Do this: Could you write out every line of the records below word for word, leaving out the pictures?

Data section:
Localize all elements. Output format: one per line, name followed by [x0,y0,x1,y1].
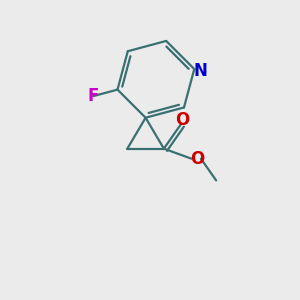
Text: O: O [190,150,204,168]
Text: F: F [88,87,99,105]
Text: N: N [194,61,208,80]
Text: O: O [175,111,189,129]
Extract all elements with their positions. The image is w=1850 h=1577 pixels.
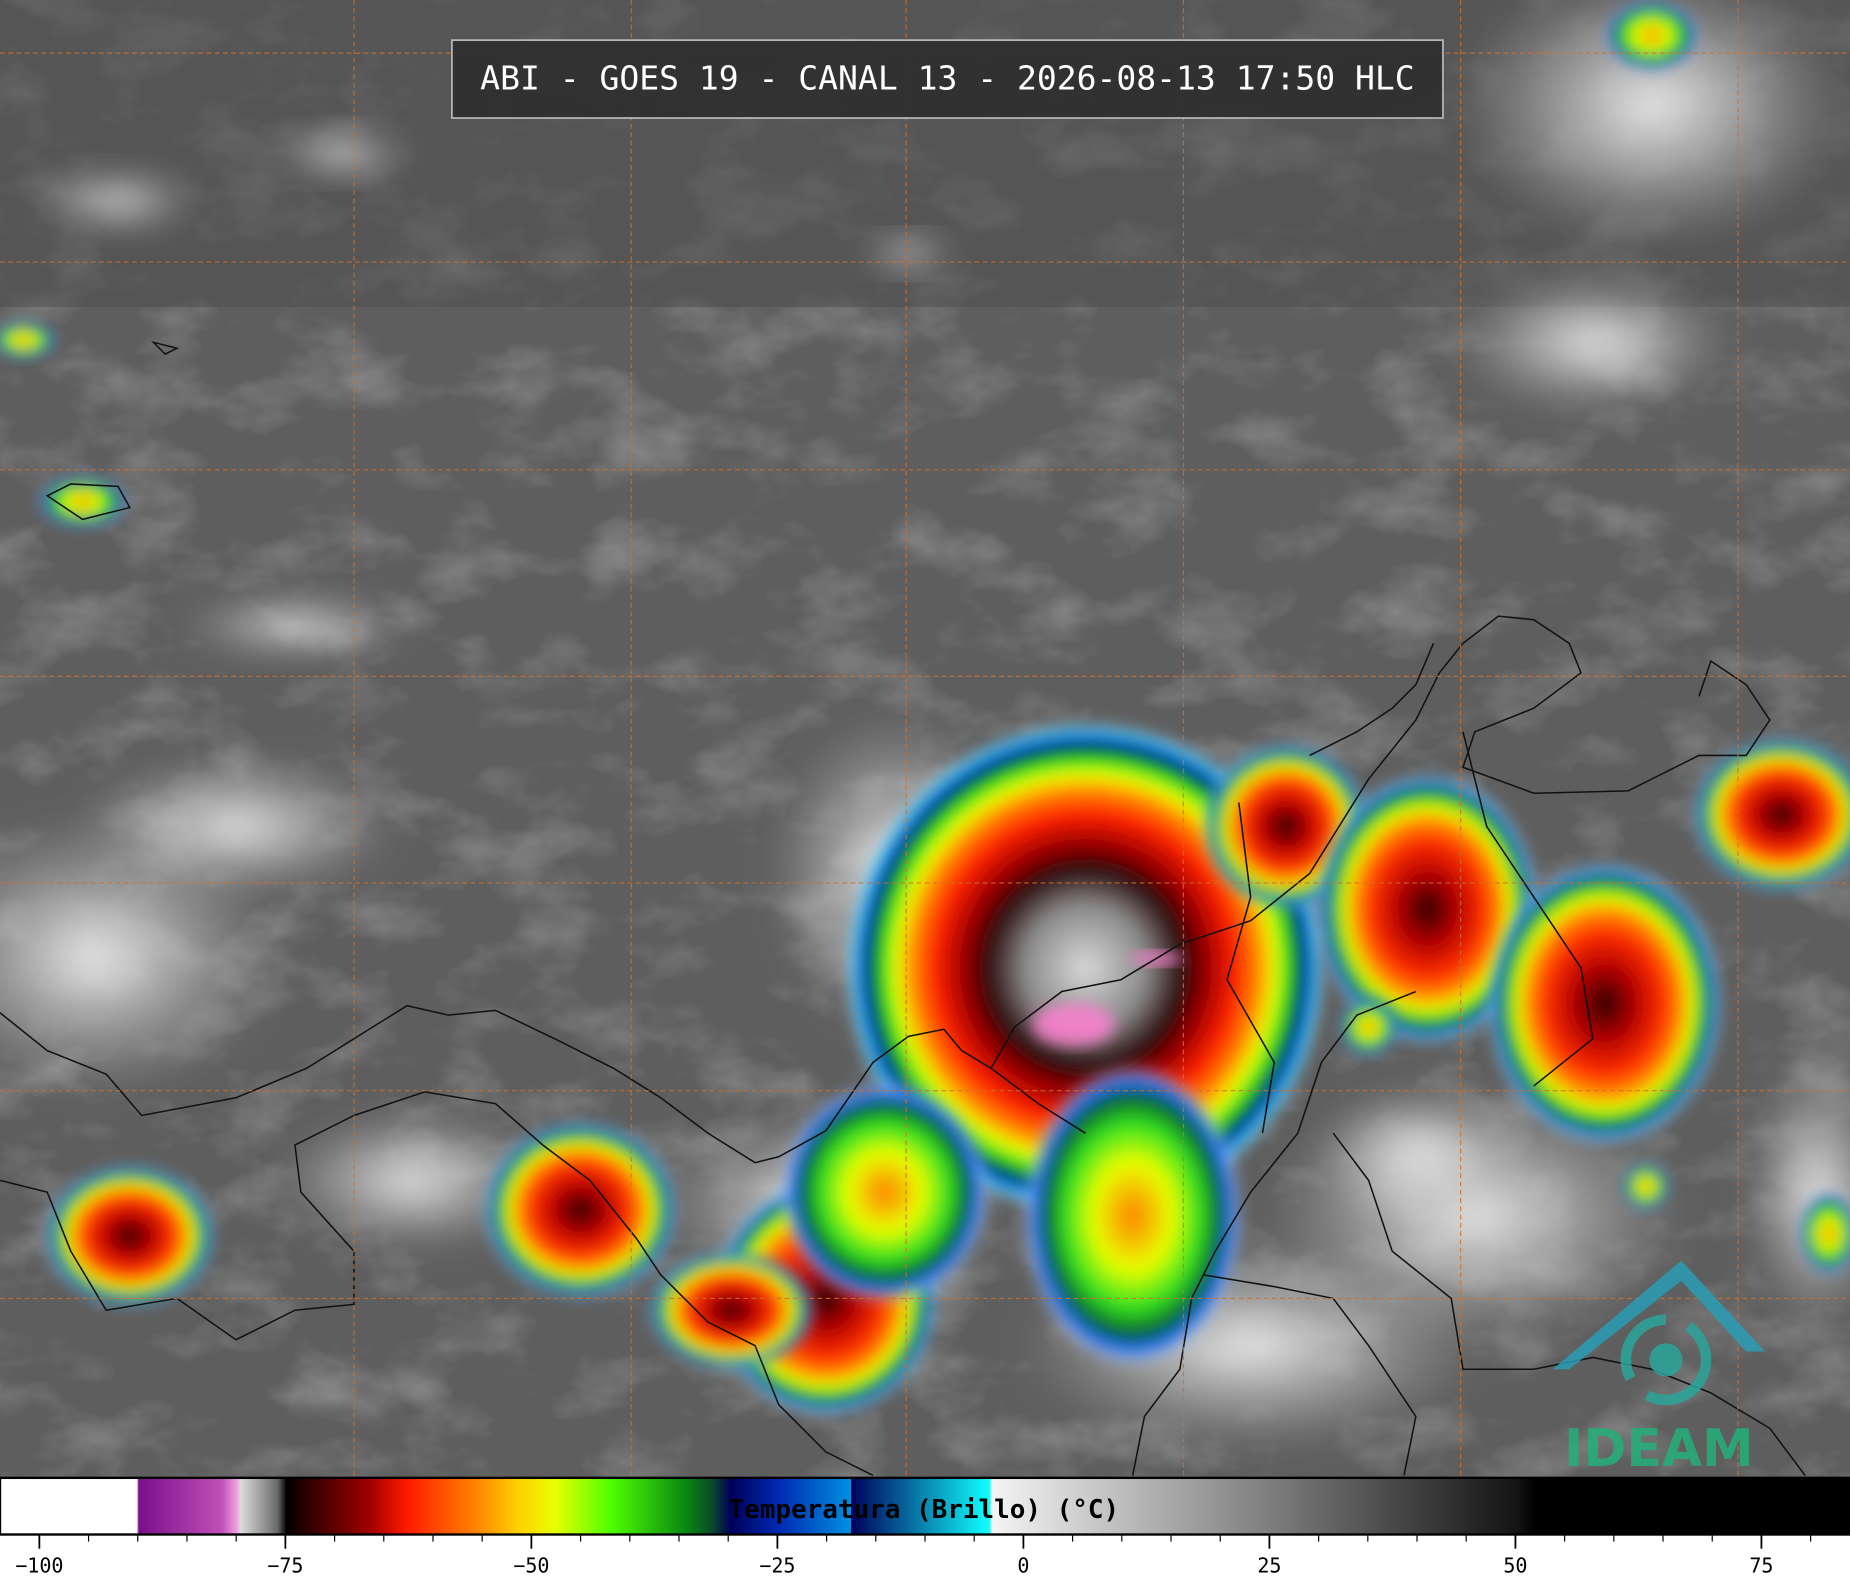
storm-cell [483, 1121, 678, 1299]
coastlines [0, 340, 1806, 1477]
overshoot [1032, 1003, 1115, 1046]
storm-core [1020, 1062, 1245, 1370]
storm-cell [1486, 861, 1723, 1145]
small-cell [1622, 1162, 1670, 1210]
graticule [0, 0, 1850, 1478]
small-cell [0, 321, 57, 359]
cirrus [861, 236, 956, 272]
tick-label: 25 [1257, 1553, 1281, 1577]
title-background [450, 39, 1444, 119]
cirrus [1451, 271, 1735, 414]
border [1462, 731, 1594, 1087]
border [1332, 1132, 1806, 1476]
coast [0, 1091, 874, 1477]
cirrus [35, 171, 201, 231]
storm-cell [44, 1165, 215, 1307]
small-cell [1604, 0, 1699, 71]
tick-label: −100 [15, 1553, 63, 1577]
tick-label: 0 [1017, 1553, 1029, 1577]
storm-cell [1693, 737, 1850, 892]
storm-cell [1315, 773, 1540, 1045]
colorbar-label: Temperatura (Brillo) (°C) [729, 1495, 1120, 1525]
coast [1309, 643, 1435, 757]
title-box: ABI - GOES 19 - CANAL 13 - 2026-08-13 17… [450, 39, 1444, 119]
logo-swirl [1620, 1314, 1712, 1406]
cirrus [271, 1109, 555, 1252]
colorbar-axis: −100 −75 −50 −25 0 25 50 75 [15, 1534, 1812, 1577]
coast [0, 1004, 1086, 1164]
cirrus [1309, 1085, 1523, 1228]
cirrus [176, 596, 413, 656]
storm-cell [648, 1251, 815, 1370]
colorbar: Temperatura (Brillo) (°C) −100 −75 −50 −25 0… [0, 1476, 1850, 1577]
title: ABI - GOES 19 - CANAL 13 - 2026-08-13 17… [480, 59, 1414, 98]
small-cell [778, 1080, 992, 1305]
small-cell [1799, 1192, 1850, 1275]
logo: IDEAM [1552, 1260, 1766, 1479]
cirrus [271, 129, 413, 178]
storm-cells [0, 0, 1850, 1417]
logo-text: IDEAM [1564, 1419, 1754, 1479]
tick-label: 75 [1749, 1553, 1773, 1577]
tick-label: −75 [267, 1553, 303, 1577]
tick-label: 50 [1503, 1553, 1527, 1577]
border [1203, 1274, 1417, 1476]
cirrus [1451, 0, 1850, 248]
cirrus [70, 755, 402, 898]
logo-roof [1552, 1260, 1766, 1370]
island [45, 340, 180, 521]
border [1131, 990, 1417, 1476]
border [1226, 802, 1276, 1134]
tick-label: −25 [759, 1553, 795, 1577]
logo-eye [1649, 1343, 1683, 1377]
small-cell [1339, 997, 1399, 1057]
tick-label: −50 [513, 1553, 549, 1577]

Answer below:
Localize all elements. Output format: one per line, name followed by [x0,y0,x1,y1].
Text: O: O [190,150,204,168]
Text: F: F [88,87,99,105]
Text: N: N [194,61,208,80]
Text: O: O [175,111,189,129]
Extract all elements with their positions. The image is w=1850 h=1577 pixels.
storm-cell [483, 1121, 678, 1299]
coastlines [0, 340, 1806, 1477]
overshoot [1032, 1003, 1115, 1046]
storm-core [1020, 1062, 1245, 1370]
storm-cell [1486, 861, 1723, 1145]
small-cell [1622, 1162, 1670, 1210]
graticule [0, 0, 1850, 1478]
small-cell [0, 321, 57, 359]
cirrus [861, 236, 956, 272]
tick-label: 25 [1257, 1553, 1281, 1577]
title-background [450, 39, 1444, 119]
cirrus [1451, 271, 1735, 414]
border [1462, 731, 1594, 1087]
border [1332, 1132, 1806, 1476]
coast [0, 1091, 874, 1477]
cirrus [35, 171, 201, 231]
storm-cell [44, 1165, 215, 1307]
small-cell [1604, 0, 1699, 71]
tick-label: −100 [15, 1553, 63, 1577]
tick-label: 0 [1017, 1553, 1029, 1577]
storm-cell [1693, 737, 1850, 892]
storm-cell [1315, 773, 1540, 1045]
colorbar-label: Temperatura (Brillo) (°C) [729, 1495, 1120, 1525]
coast [1309, 643, 1435, 757]
title-box: ABI - GOES 19 - CANAL 13 - 2026-08-13 17… [450, 39, 1444, 119]
logo-swirl [1620, 1314, 1712, 1406]
cirrus [271, 1109, 555, 1252]
colorbar-axis: −100 −75 −50 −25 0 25 50 75 [15, 1534, 1812, 1577]
coast [0, 1004, 1086, 1164]
cirrus [1309, 1085, 1523, 1228]
cirrus [176, 596, 413, 656]
storm-cell [648, 1251, 815, 1370]
colorbar: Temperatura (Brillo) (°C) −100 −75 −50 −25 0… [0, 1476, 1850, 1577]
title: ABI - GOES 19 - CANAL 13 - 2026-08-13 17… [480, 59, 1414, 98]
small-cell [778, 1080, 992, 1305]
small-cell [1799, 1192, 1850, 1275]
logo: IDEAM [1552, 1260, 1766, 1479]
cirrus [271, 129, 413, 178]
storm-cells [0, 0, 1850, 1417]
logo-text: IDEAM [1564, 1419, 1754, 1479]
tick-label: 75 [1749, 1553, 1773, 1577]
tick-label: −75 [267, 1553, 303, 1577]
tick-label: 50 [1503, 1553, 1527, 1577]
border [1203, 1274, 1417, 1476]
cirrus [1451, 0, 1850, 248]
cirrus [70, 755, 402, 898]
logo-roof [1552, 1260, 1766, 1370]
island [45, 340, 180, 521]
border [1131, 990, 1417, 1476]
border [1226, 802, 1276, 1134]
tick-label: −25 [759, 1553, 795, 1577]
logo-eye [1649, 1343, 1683, 1377]
small-cell [1339, 997, 1399, 1057]
tick-label: −50 [513, 1553, 549, 1577]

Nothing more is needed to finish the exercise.